--- START OF Dataset extract ---

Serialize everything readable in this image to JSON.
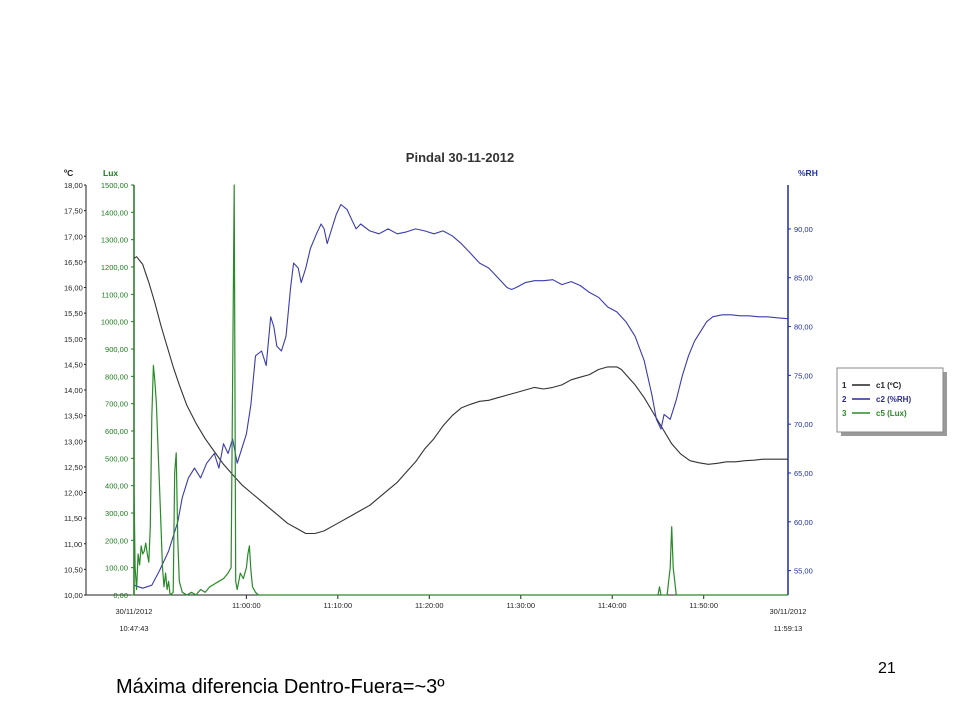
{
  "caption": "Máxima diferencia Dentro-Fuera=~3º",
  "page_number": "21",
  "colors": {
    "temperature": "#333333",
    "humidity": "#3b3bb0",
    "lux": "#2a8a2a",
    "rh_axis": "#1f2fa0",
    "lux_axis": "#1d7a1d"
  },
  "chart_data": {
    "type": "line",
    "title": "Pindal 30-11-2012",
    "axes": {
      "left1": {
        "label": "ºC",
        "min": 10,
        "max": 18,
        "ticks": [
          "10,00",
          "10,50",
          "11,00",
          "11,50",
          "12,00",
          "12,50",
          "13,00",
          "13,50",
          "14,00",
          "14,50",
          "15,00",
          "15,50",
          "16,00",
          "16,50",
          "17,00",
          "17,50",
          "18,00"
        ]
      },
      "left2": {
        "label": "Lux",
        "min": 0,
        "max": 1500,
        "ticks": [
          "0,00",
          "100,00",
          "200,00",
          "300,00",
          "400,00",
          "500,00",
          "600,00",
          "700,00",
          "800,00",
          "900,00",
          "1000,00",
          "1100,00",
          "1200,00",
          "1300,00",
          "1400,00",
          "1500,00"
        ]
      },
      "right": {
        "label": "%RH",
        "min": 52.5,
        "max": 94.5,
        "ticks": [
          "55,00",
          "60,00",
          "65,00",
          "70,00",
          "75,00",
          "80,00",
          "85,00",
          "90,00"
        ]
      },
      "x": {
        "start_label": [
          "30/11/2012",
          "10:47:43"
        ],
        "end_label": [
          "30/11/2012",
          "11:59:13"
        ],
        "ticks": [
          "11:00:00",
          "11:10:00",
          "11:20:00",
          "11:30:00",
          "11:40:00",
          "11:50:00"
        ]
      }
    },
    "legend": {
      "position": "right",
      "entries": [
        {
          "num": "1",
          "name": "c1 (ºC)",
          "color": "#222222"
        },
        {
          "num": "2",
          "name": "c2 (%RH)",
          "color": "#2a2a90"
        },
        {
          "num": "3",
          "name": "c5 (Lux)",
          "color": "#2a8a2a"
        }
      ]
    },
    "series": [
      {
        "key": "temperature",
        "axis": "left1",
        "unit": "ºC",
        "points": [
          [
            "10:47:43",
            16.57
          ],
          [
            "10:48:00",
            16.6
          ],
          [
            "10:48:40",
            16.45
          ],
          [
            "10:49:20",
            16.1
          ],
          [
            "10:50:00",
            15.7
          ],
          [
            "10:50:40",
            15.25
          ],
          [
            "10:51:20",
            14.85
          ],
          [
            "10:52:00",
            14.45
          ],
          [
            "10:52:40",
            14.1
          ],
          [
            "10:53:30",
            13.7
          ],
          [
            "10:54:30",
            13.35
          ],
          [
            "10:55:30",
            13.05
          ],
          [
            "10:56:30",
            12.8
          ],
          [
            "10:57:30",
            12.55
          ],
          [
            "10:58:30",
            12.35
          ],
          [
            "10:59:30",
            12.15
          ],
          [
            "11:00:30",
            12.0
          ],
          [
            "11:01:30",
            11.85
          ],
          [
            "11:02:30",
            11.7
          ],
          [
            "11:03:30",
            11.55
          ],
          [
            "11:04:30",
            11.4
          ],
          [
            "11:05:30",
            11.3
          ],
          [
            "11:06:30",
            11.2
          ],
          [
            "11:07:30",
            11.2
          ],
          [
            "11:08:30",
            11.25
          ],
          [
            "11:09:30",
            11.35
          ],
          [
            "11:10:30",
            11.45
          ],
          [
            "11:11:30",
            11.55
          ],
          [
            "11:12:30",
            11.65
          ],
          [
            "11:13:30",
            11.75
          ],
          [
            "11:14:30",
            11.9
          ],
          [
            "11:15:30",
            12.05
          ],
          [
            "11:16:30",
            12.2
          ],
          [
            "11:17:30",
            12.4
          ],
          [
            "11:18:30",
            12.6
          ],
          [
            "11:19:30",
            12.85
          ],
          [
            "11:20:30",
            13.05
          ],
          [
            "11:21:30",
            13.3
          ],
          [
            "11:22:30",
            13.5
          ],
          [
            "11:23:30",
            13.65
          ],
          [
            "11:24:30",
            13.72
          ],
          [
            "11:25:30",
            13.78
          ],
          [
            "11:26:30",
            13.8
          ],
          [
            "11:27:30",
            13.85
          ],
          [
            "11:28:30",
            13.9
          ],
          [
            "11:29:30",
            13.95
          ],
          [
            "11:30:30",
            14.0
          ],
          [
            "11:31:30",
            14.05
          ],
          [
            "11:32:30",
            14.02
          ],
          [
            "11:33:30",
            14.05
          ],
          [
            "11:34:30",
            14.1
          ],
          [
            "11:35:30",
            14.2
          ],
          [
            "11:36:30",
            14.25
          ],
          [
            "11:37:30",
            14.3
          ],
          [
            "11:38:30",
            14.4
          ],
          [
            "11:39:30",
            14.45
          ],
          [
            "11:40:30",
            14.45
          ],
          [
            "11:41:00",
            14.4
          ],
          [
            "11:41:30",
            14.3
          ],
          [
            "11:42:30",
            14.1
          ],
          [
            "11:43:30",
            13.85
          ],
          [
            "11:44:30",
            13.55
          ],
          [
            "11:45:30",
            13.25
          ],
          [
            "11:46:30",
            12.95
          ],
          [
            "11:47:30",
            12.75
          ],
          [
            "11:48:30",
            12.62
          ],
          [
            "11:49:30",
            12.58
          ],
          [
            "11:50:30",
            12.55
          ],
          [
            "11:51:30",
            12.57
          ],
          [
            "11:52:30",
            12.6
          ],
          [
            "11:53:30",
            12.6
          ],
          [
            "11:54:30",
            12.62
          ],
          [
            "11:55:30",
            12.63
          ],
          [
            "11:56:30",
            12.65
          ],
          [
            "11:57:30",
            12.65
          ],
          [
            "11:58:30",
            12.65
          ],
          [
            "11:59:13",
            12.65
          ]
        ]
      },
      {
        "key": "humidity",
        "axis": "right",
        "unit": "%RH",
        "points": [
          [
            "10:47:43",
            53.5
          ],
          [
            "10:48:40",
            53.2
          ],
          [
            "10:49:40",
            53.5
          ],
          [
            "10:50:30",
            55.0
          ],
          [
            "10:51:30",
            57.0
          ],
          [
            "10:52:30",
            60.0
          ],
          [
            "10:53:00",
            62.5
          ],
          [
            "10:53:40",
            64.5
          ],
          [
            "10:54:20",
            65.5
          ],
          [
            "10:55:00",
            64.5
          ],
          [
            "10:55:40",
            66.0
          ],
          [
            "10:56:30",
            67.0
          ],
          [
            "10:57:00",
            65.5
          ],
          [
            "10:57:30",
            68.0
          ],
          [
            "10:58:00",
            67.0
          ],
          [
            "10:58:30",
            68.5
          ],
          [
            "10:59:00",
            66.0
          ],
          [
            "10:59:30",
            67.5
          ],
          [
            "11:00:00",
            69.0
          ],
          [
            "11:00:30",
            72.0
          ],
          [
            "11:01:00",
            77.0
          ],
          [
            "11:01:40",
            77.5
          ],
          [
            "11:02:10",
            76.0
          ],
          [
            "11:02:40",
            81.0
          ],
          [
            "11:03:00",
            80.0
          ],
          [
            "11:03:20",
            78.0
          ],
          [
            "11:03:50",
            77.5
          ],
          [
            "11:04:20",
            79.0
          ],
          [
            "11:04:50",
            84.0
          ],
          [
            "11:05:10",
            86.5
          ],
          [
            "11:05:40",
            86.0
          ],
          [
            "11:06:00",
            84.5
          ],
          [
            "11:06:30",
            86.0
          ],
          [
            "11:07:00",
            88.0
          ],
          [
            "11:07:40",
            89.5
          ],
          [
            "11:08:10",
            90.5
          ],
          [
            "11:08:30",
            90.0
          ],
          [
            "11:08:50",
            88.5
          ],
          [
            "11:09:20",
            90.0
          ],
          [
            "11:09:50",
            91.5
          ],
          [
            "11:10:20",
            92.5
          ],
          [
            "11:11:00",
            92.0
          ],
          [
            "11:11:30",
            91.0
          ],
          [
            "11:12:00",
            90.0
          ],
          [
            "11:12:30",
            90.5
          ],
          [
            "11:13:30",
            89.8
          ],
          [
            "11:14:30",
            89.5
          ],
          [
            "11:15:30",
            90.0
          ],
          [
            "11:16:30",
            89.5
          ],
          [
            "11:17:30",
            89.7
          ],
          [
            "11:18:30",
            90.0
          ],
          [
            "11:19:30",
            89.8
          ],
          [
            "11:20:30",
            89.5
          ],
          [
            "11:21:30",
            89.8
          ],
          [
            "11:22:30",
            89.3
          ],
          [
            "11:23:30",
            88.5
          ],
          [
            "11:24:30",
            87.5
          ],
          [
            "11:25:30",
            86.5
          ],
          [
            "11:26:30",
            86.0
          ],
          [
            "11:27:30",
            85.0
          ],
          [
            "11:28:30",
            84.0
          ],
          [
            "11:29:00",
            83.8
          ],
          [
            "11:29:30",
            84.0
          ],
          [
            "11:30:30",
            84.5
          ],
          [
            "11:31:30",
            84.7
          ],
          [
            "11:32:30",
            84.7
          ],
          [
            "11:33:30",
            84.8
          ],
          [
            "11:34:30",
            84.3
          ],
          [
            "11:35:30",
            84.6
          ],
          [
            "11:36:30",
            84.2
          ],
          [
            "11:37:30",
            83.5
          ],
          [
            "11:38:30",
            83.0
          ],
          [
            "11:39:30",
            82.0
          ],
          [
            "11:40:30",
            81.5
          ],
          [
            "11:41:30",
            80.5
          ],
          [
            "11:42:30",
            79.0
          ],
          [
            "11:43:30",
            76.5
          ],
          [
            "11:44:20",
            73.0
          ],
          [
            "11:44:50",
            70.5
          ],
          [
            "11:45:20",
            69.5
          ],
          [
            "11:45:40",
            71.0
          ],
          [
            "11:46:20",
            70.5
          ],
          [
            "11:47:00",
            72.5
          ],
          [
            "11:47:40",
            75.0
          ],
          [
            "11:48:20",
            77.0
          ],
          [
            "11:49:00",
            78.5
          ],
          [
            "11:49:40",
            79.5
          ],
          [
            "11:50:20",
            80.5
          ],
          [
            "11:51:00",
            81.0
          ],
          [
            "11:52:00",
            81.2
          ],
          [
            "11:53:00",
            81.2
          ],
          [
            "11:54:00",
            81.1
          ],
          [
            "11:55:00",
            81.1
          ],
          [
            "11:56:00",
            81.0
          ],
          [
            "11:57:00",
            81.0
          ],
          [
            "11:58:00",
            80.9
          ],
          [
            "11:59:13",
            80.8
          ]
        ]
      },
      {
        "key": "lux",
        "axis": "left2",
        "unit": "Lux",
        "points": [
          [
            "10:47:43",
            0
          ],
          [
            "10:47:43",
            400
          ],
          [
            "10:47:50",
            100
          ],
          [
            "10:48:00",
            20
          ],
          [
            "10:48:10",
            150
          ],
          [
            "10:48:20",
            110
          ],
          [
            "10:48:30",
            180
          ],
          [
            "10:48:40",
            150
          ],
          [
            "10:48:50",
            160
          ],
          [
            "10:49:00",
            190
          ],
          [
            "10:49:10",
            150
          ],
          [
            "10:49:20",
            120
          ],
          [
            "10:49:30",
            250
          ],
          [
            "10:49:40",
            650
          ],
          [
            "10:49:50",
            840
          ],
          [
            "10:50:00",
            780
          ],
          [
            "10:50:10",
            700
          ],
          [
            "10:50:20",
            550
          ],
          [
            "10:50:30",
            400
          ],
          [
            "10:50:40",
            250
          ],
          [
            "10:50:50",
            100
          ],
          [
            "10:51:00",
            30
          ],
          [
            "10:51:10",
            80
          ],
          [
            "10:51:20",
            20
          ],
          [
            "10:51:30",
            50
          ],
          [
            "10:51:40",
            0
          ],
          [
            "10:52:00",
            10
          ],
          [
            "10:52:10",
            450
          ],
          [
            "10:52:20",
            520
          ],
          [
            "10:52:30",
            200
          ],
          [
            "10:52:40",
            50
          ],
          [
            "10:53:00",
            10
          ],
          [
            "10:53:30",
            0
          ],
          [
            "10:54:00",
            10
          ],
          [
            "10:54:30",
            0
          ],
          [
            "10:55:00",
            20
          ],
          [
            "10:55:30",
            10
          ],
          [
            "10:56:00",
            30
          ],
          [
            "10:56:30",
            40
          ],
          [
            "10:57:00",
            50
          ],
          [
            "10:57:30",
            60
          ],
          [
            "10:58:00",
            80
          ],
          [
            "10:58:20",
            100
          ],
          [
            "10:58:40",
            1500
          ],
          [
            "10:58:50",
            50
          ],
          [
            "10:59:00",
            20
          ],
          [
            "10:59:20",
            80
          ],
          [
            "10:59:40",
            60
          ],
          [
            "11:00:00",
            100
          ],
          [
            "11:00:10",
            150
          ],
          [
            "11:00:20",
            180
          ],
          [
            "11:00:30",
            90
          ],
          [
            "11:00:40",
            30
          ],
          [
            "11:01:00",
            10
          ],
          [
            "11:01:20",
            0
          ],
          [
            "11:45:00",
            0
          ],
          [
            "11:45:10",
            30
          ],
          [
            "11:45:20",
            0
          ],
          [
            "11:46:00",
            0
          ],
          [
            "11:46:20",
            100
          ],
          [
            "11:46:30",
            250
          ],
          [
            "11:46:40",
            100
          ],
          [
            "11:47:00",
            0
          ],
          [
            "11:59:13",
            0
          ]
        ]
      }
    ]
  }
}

--- END OF Dataset extract ---
--- START OF Dataset extract ---

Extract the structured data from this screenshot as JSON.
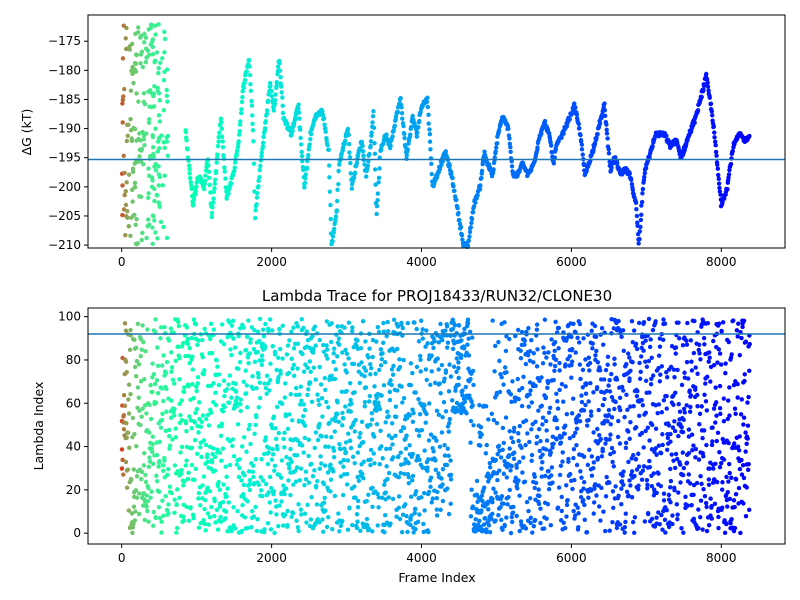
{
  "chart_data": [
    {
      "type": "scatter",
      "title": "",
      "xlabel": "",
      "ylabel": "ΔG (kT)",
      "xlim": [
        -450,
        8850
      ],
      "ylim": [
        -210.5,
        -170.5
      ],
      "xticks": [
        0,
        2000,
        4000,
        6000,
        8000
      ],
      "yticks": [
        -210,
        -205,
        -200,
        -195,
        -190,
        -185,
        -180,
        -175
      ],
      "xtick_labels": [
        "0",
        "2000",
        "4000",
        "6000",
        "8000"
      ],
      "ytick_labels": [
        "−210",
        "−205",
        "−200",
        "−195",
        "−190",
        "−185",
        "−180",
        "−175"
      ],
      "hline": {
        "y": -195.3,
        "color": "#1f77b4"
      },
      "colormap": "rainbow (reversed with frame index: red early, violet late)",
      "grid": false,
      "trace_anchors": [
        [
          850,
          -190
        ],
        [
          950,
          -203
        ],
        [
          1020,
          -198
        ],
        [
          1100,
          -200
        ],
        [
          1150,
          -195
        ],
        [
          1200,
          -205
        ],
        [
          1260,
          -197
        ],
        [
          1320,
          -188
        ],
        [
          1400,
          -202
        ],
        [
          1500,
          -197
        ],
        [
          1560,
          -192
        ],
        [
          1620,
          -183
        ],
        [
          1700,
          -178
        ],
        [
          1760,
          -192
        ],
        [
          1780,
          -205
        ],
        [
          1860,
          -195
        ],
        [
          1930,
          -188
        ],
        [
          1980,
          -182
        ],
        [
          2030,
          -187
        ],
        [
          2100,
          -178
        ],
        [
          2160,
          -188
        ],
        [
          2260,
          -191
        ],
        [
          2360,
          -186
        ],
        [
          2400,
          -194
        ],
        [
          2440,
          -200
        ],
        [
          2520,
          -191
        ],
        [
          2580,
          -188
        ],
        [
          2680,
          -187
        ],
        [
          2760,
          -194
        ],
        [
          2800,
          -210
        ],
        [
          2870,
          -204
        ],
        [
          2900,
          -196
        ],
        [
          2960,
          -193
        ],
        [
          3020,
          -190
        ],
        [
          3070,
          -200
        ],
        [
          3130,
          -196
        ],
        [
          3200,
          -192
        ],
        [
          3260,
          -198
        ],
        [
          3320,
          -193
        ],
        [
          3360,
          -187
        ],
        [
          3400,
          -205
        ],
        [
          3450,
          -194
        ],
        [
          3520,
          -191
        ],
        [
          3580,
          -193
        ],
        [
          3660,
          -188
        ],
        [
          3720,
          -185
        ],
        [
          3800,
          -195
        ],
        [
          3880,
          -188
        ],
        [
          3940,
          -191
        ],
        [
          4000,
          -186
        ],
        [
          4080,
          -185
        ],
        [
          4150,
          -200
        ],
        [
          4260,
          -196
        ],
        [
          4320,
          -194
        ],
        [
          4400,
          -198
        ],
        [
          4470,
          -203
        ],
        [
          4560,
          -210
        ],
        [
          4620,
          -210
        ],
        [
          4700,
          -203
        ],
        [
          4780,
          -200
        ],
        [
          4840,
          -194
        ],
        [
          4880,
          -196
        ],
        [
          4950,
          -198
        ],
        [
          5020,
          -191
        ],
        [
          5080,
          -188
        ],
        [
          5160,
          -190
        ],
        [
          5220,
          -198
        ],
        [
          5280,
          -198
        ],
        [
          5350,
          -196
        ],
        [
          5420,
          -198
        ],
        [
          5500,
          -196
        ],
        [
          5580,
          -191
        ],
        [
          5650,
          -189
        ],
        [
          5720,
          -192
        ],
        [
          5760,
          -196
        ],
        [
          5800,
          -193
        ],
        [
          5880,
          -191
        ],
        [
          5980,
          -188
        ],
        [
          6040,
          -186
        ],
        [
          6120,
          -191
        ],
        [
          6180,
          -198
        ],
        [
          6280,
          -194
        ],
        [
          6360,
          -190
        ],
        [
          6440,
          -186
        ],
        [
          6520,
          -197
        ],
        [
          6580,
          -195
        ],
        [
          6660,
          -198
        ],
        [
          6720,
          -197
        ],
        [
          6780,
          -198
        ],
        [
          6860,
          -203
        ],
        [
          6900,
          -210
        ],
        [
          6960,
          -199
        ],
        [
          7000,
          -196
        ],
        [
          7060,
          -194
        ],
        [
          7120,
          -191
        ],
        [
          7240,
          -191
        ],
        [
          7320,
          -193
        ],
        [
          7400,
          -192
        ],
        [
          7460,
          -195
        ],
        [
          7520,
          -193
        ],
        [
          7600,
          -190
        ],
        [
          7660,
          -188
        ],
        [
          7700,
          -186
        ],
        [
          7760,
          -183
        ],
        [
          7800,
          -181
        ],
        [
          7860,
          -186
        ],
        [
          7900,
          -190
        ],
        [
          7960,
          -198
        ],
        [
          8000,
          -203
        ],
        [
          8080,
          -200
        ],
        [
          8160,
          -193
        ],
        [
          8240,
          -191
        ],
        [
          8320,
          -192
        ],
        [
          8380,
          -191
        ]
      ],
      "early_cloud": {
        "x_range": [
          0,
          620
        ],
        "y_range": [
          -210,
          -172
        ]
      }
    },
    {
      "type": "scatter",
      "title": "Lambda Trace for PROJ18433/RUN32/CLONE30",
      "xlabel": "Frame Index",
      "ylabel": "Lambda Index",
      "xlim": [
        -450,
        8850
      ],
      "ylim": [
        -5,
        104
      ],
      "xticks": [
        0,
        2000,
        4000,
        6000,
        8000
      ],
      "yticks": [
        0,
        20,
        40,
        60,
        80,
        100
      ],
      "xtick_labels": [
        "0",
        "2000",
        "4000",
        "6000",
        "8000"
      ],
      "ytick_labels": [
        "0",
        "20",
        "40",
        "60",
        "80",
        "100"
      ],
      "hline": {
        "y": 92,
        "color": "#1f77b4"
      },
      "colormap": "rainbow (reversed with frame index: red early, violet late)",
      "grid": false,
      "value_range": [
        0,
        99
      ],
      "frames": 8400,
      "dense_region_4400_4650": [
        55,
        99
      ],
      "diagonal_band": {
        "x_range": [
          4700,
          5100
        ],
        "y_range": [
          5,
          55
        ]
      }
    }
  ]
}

--- END OF Dataset extract ---

◆ What this task involves
From the entries, copy out each line containing the word "Lambda".

◆ Expected output
      "title": "Lambda Trace for PROJ18433/RUN32/CLONE30",
      "ylabel": "Lambda Index",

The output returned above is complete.